■ **SOURCE DOCUMENT**:
+---+
PDF manipulation tips, Part 1

Publishing academic papers with LaTeX / pdfTeX often requires working with PDFs. During grad school at the University of Waterloo, I published mainly in the IEEE Geoscience and Remote Sensing journals, which accepted PDF format submissions with LaTeX source files. On this page I will document some tips and tricks I learned as I handled (or, on some days, physically dueled with) PDF files. This will hopefully save you some headaches.

Be sure to check out the other parts of my PDF manipulation tips:

Part 1: GhostScript

Part 1 of this document focuses on things you can do with GhostScript. Part 2 focuses on things you can do with other programs like Pdftk.

For these tips, you will need to install at least GPL GhostScript, an open source software package that can manipulate PostScript and PDF files. Once installed, add the bin directory of the Ghostscript installation to your system path. The examples I give below are for the Windows version of Ghostscript, gswin32c.exe, for other systems you replace it with gs.

If you use GhostScript as described here to process a PDF which has images with alpha channels (transparency), the images may not show up in the resulting PDF (there seems to be an error in the image). If these are PDF files you created yourself with pdfTeX, then most likely the original images that you included with the \includegraphics command had alpha channels. Just remove the alpha channels from the original images and recreate the PDF with pdfTeX before using GhostScript.

Compress a large PDF for distribution

Oftentimes the PDF of your manuscript produced straight from pdfTeX is very large. This is especially the case when you are preparing for submission to a journal, which will require that color graphics be a certain dots per inch (dpi). IEEE Geoscience and Remote Sensing journals, for example, require color images to be 400 dpi and grayscale graphics be 300 dpi. This means that for a color graphic that you want to be 3 inches square, the image has to be 1200 pixels x 1200 pixels in size. If you have a lot of images, which is often the case in image processing research, then the PDF file can be quite large. This is fine for final submission to the journal, but what if you needed to distribute a draft to your co-authors, or wanted to put an online version on your website (e.g. my Research page) without straining your bandwidth?

Fortunately Ghostscript offers an easy way to recompress a PDF. This will use lossy compression (unless you tell it otherwise) and image resampling to a smaller dpi so the image quality will suffer but it will be much smaller. Just run the following command:

gswin32c.exe -sDEVICE=pdfwrite -dMaxSubsetPct=100 -dPDFSETTINGS=/ebook -sOutputFile="outfile.pdf" -dNOPAUSE -dBATCH "infile.pdf"
+---+
■ **TASKS**:
- a) According to the PDF manipulation tips, what resolution do IEEE Geoscience and Remote Sensing journals require for color images?
- b) Pick up the PDF manipulation tips right after the GhostScript compression command and keep writing from there.

■ **GIVEN ENTRIES**:
+---+
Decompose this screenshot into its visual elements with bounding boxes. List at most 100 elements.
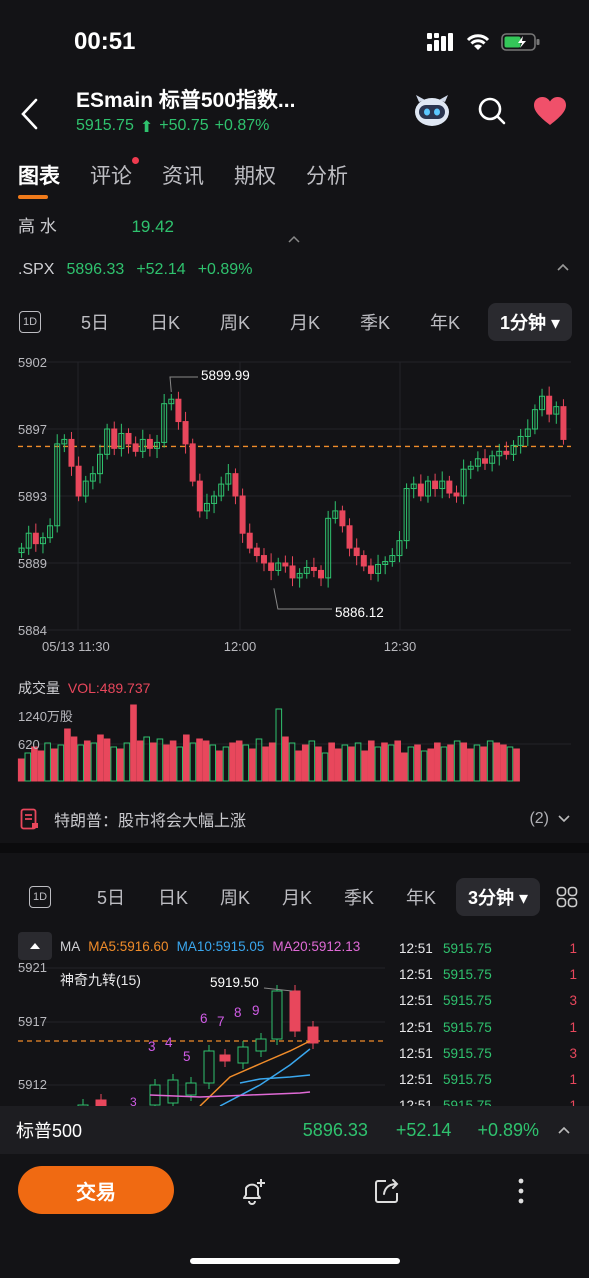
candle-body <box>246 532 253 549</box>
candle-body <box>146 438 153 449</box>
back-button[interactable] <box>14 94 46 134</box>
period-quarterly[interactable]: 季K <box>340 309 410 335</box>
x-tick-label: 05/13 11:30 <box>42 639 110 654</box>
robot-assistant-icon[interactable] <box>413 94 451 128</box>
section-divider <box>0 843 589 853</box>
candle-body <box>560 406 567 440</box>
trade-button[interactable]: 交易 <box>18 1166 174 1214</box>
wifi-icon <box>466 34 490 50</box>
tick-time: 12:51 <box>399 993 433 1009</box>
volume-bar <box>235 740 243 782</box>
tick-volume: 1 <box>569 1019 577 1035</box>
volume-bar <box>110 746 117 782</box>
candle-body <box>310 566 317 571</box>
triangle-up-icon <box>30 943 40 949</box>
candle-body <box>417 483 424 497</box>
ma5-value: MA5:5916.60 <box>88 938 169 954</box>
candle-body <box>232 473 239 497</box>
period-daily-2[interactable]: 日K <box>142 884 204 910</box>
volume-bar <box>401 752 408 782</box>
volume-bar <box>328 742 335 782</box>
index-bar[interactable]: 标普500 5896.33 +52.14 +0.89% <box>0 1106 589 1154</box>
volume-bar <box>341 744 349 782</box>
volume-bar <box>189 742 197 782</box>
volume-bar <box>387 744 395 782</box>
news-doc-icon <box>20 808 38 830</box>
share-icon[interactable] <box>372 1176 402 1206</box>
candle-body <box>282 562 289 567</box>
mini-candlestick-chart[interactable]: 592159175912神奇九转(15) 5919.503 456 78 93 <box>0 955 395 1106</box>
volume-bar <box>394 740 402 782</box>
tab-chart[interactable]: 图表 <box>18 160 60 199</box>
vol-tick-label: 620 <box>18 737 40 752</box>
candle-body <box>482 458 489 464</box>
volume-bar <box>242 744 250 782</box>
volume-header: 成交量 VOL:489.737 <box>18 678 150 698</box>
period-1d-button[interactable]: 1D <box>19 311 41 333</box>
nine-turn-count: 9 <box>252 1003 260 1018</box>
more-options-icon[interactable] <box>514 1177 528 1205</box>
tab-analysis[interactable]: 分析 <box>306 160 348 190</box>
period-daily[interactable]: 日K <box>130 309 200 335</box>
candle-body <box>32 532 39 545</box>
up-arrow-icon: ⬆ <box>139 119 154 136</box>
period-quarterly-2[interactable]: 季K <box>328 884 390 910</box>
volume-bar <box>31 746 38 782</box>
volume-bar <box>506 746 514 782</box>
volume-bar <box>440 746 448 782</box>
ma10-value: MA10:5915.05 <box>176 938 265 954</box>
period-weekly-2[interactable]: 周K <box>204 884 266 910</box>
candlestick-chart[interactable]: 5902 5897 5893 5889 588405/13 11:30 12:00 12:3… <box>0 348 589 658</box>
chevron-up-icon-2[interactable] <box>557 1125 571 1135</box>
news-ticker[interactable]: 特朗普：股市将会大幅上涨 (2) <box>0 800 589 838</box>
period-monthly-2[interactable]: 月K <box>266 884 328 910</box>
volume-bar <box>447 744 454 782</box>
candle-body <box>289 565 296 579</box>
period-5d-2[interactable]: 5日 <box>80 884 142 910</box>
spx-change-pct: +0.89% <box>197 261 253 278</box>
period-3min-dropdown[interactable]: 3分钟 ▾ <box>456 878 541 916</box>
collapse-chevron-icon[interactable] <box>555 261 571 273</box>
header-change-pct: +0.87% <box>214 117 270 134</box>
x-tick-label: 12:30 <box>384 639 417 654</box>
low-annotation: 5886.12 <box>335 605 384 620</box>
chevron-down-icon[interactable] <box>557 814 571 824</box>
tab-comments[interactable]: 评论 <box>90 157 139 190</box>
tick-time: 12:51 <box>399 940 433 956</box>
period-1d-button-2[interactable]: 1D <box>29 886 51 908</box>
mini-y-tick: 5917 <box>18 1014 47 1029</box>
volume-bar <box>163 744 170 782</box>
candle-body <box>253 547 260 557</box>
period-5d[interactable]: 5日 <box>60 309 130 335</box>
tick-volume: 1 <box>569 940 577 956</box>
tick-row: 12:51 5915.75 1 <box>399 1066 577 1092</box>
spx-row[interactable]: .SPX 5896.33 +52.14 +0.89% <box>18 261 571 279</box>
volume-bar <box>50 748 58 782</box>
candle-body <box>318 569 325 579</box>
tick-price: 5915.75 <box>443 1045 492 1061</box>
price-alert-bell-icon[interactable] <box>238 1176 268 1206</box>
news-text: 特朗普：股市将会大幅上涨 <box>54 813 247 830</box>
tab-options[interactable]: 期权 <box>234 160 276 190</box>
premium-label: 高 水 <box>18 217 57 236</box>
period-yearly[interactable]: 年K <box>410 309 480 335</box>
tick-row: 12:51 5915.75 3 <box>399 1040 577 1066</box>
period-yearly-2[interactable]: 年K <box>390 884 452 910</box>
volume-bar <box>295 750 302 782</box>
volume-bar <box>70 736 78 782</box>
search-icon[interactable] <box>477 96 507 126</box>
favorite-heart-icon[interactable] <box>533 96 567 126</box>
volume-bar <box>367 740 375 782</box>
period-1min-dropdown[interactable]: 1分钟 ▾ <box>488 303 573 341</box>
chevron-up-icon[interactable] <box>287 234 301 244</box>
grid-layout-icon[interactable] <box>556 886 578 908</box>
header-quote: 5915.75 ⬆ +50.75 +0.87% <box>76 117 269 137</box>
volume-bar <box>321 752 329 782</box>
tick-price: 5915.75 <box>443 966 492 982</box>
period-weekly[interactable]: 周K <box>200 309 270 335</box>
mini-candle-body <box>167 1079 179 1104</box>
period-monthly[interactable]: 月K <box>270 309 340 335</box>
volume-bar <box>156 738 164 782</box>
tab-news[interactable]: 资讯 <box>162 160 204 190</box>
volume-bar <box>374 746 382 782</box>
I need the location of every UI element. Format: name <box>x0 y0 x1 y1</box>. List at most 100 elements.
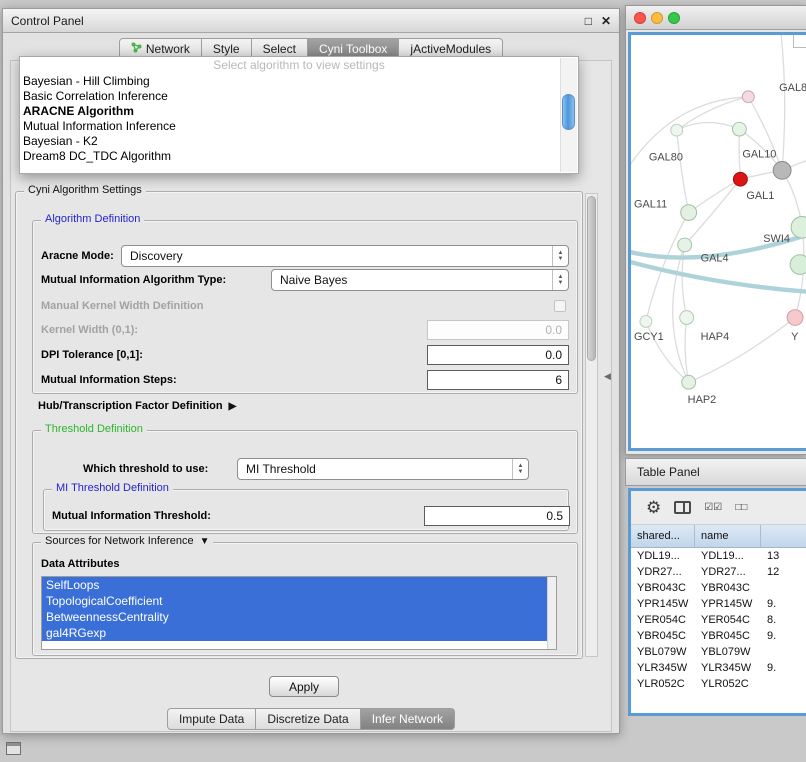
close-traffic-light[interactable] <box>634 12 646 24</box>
+---+
■ **PER-TASK ANSWERS**:
- a) 400 dpi

- b)
The above will compress “infile.pdf” to “outfile.pdf”, compressing using the /ebook preset. You can specify several different presets for dPDFSETTINGS, which affects the dpi to which the images are resampled:

Presetdpi
/screen72 dpi
/ebook150 dpi
/printer300 dpi
/prepress300 dpi
/defaultDefault dpi setting

For the purposes of compressing a PDF made by pdfTeX, use /screen or /ebook. I like /ebook because it is higher quality but still smaller than the original file. The /prepress and /printer presets keep images at fairly high resolution (300 dpi), which is not what you want for making a file smaller. I am unsure of what the difference is between /printer and /prepress. I also do not know how to specify an arbitrary dpi setting. I will post it here when I find out.

As an example of the file size difference you can achieve with compression, consider a few papers that I have on this website:

File NameOriginal SizeCompressed Size
amsrqs_main.pdf1.6 MB594 KB
icesynth_ii.pdf2.8 MB418 KB
magic_cjrs.pdf41 MB1 MB

The magic_cjrs.pdf file was originally very large; it has a lot of high resolution SAR imagery that were included at nearly full resolution in the original file. My co-author on that paper had a lot of trouble sending it back and forth to our advisor for feedback due to the size. If I had known back then what I know now, this problem could have been avoided.

Windows-users can also try using PDFCreator 1) (see footnote before installing) to reprint a PDF generated by pdfTeX. While this makes the file small, it also completely garbles the text: you can read it, but the underlying text has been replaced by gibberish such that you cannot search or copy the text properly; additionally, search engines like Google cannot read them properly so no one can find your file.

There are some simple alternatives to re-compressing that I should mention:

  1. Use low resolution or placeholder images while preparing your draft and/or while producing your online version. This requires that you produce and keep track of your images.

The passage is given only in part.